YOUR OBJECTIVE:
Rewrite the entries from the beginning through the line containing "drink-row bbox=[0, 443, 460, 462]", changing every "drink-price" to "beverage-price" and leaving all else intact.

Element-and-box listings:

----

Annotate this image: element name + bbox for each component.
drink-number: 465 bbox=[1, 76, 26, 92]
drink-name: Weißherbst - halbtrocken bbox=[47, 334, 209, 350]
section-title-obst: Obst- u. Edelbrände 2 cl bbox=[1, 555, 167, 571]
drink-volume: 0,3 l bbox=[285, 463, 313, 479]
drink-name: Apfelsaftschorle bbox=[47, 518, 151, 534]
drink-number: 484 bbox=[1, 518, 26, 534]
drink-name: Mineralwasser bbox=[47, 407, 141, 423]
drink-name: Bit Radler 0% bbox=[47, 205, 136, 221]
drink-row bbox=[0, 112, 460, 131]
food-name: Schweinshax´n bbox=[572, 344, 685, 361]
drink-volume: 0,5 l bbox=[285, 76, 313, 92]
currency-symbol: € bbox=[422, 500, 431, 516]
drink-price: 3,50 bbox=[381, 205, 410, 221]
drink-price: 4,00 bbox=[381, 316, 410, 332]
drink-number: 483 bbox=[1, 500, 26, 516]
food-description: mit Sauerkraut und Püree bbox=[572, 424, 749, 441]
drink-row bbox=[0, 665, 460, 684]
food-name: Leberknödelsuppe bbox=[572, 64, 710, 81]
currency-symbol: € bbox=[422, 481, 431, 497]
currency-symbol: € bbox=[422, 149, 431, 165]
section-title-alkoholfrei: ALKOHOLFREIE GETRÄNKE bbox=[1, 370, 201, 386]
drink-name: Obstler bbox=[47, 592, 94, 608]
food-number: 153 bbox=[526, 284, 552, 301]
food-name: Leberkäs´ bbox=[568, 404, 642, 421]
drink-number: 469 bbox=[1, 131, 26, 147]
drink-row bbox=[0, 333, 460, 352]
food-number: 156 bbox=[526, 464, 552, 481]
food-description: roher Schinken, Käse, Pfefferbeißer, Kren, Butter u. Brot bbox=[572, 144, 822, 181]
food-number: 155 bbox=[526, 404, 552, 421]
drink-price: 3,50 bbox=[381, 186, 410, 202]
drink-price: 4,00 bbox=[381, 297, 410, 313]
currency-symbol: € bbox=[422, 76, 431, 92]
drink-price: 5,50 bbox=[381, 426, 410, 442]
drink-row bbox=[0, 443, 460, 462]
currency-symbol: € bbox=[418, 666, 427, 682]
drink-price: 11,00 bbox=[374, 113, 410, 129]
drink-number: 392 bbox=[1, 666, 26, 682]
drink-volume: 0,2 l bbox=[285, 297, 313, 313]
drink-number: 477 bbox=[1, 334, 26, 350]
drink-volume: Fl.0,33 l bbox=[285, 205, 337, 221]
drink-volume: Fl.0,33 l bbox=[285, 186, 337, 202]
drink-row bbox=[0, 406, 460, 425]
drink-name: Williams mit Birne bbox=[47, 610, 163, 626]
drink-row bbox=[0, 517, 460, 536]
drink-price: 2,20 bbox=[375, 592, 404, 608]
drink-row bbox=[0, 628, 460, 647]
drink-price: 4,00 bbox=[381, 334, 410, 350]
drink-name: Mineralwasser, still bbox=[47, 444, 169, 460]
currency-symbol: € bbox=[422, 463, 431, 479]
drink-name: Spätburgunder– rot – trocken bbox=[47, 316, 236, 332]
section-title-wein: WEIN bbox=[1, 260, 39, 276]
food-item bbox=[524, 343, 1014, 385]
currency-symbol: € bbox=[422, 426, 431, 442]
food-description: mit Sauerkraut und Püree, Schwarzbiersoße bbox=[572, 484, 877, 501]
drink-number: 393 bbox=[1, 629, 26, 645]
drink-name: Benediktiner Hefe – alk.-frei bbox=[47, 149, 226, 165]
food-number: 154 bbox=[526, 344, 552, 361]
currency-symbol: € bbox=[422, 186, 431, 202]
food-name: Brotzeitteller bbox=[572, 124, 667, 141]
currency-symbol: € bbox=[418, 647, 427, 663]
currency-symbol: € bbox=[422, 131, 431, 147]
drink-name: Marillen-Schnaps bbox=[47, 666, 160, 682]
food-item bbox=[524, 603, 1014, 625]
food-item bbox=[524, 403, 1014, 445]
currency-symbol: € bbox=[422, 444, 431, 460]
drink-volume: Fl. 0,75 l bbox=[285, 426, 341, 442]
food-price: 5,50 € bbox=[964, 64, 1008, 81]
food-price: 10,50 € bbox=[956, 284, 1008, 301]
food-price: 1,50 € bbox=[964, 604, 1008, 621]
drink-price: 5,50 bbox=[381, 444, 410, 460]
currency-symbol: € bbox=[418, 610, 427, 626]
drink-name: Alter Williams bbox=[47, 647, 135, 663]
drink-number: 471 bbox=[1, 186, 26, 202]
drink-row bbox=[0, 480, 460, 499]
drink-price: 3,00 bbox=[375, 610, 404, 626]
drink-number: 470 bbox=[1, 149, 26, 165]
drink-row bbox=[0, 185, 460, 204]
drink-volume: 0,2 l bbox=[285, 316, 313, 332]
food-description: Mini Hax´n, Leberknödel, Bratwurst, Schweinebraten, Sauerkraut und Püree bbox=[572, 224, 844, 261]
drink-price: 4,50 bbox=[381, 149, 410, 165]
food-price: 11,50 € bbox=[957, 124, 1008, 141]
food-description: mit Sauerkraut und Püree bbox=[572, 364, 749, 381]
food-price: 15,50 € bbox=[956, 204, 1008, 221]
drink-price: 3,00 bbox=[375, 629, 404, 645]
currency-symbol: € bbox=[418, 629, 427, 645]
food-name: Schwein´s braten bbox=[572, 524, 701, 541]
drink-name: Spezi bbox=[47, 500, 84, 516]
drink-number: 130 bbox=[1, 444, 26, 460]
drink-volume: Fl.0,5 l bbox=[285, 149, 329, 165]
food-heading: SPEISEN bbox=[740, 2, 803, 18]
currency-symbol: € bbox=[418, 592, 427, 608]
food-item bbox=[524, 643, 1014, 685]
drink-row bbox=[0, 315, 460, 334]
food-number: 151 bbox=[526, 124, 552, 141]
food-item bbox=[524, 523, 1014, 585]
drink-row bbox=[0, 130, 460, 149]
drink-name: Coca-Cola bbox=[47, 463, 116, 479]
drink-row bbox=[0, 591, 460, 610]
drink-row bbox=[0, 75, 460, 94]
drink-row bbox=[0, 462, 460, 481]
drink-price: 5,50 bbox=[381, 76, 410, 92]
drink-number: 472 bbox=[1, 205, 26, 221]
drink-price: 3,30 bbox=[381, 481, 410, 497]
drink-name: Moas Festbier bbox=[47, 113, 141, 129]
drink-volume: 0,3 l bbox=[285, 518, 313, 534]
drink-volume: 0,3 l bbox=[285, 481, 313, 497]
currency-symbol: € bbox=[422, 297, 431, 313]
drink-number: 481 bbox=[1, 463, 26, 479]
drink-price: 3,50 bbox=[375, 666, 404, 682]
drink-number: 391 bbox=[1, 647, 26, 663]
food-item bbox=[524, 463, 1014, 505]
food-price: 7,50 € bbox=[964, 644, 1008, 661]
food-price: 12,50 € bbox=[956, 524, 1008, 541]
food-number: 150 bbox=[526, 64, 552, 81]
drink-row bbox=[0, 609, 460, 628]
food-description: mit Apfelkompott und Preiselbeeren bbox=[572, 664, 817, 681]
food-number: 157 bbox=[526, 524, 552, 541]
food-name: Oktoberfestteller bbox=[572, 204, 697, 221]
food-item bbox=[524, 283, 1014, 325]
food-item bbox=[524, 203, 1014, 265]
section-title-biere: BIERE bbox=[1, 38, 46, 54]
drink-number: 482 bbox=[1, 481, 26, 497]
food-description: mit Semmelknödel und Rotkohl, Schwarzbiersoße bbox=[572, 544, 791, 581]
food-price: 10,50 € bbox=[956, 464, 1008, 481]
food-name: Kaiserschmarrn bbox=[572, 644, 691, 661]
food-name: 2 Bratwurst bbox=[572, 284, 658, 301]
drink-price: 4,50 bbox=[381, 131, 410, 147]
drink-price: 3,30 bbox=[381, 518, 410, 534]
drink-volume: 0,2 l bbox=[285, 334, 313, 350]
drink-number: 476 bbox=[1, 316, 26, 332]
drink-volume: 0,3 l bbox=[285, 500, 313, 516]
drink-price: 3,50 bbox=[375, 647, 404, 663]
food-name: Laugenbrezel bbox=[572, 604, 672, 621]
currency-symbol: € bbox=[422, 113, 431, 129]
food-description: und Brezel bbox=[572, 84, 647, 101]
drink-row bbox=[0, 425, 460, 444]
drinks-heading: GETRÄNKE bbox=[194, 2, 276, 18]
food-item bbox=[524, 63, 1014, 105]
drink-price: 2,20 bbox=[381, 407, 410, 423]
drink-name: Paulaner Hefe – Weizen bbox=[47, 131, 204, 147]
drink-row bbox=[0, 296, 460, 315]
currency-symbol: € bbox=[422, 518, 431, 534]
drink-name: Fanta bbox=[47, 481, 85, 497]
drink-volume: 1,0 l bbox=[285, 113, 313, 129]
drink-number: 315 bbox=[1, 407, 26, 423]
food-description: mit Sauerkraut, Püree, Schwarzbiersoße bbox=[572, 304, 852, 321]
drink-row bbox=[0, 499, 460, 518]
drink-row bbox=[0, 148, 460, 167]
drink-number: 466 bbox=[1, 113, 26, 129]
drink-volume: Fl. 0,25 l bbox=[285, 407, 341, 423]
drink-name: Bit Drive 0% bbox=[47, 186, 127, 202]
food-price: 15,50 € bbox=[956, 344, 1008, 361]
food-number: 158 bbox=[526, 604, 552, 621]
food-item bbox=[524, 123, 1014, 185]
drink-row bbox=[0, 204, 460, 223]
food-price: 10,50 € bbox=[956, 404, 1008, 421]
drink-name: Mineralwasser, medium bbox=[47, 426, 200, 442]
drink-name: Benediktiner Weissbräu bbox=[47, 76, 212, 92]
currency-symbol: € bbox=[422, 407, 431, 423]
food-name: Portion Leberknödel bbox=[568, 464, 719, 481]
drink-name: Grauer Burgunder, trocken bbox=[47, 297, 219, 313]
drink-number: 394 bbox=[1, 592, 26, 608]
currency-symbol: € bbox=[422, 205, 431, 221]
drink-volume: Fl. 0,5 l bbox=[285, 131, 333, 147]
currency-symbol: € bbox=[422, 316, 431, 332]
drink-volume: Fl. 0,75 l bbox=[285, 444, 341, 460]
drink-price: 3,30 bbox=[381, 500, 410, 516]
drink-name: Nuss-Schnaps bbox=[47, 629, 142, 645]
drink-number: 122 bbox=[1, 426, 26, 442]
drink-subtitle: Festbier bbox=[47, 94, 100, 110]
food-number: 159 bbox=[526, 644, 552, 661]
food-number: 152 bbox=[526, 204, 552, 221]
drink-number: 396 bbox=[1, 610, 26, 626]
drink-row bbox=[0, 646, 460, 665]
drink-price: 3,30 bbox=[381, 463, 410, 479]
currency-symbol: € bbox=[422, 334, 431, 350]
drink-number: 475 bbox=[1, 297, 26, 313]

----

RESULT OF THIS EXERCISE:
Annotate this image: element name + bbox for each component.
drink-number: 465 bbox=[1, 76, 26, 92]
drink-name: Weißherbst - halbtrocken bbox=[47, 334, 209, 350]
section-title-obst: Obst- u. Edelbrände 2 cl bbox=[1, 555, 167, 571]
drink-volume: 0,3 l bbox=[285, 463, 313, 479]
drink-name: Apfelsaftschorle bbox=[47, 518, 151, 534]
drink-number: 484 bbox=[1, 518, 26, 534]
drink-name: Mineralwasser bbox=[47, 407, 141, 423]
drink-name: Bit Radler 0% bbox=[47, 205, 136, 221]
drink-row bbox=[0, 112, 460, 131]
food-name: Schweinshax´n bbox=[572, 344, 685, 361]
drink-volume: 0,5 l bbox=[285, 76, 313, 92]
currency-symbol: € bbox=[422, 500, 431, 516]
beverage-price: 3,50 bbox=[381, 205, 410, 221]
beverage-price: 4,00 bbox=[381, 316, 410, 332]
drink-number: 483 bbox=[1, 500, 26, 516]
food-description: mit Sauerkraut und Püree bbox=[572, 424, 749, 441]
drink-row bbox=[0, 665, 460, 684]
food-name: Leberknödelsuppe bbox=[572, 64, 710, 81]
currency-symbol: € bbox=[422, 481, 431, 497]
currency-symbol: € bbox=[422, 149, 431, 165]
section-title-alkoholfrei: ALKOHOLFREIE GETRÄNKE bbox=[1, 370, 201, 386]
drink-name: Obstler bbox=[47, 592, 94, 608]
food-number: 153 bbox=[526, 284, 552, 301]
food-name: Leberkäs´ bbox=[568, 404, 642, 421]
drink-number: 469 bbox=[1, 131, 26, 147]
drink-row bbox=[0, 333, 460, 352]
food-number: 156 bbox=[526, 464, 552, 481]
food-description: roher Schinken, Käse, Pfefferbeißer, Kren, Butter u. Brot bbox=[572, 144, 822, 181]
food-number: 155 bbox=[526, 404, 552, 421]
beverage-price: 3,50 bbox=[381, 186, 410, 202]
beverage-price: 4,00 bbox=[381, 297, 410, 313]
currency-symbol: € bbox=[422, 76, 431, 92]
beverage-price: 5,50 bbox=[381, 426, 410, 442]
drink-row bbox=[0, 443, 460, 462]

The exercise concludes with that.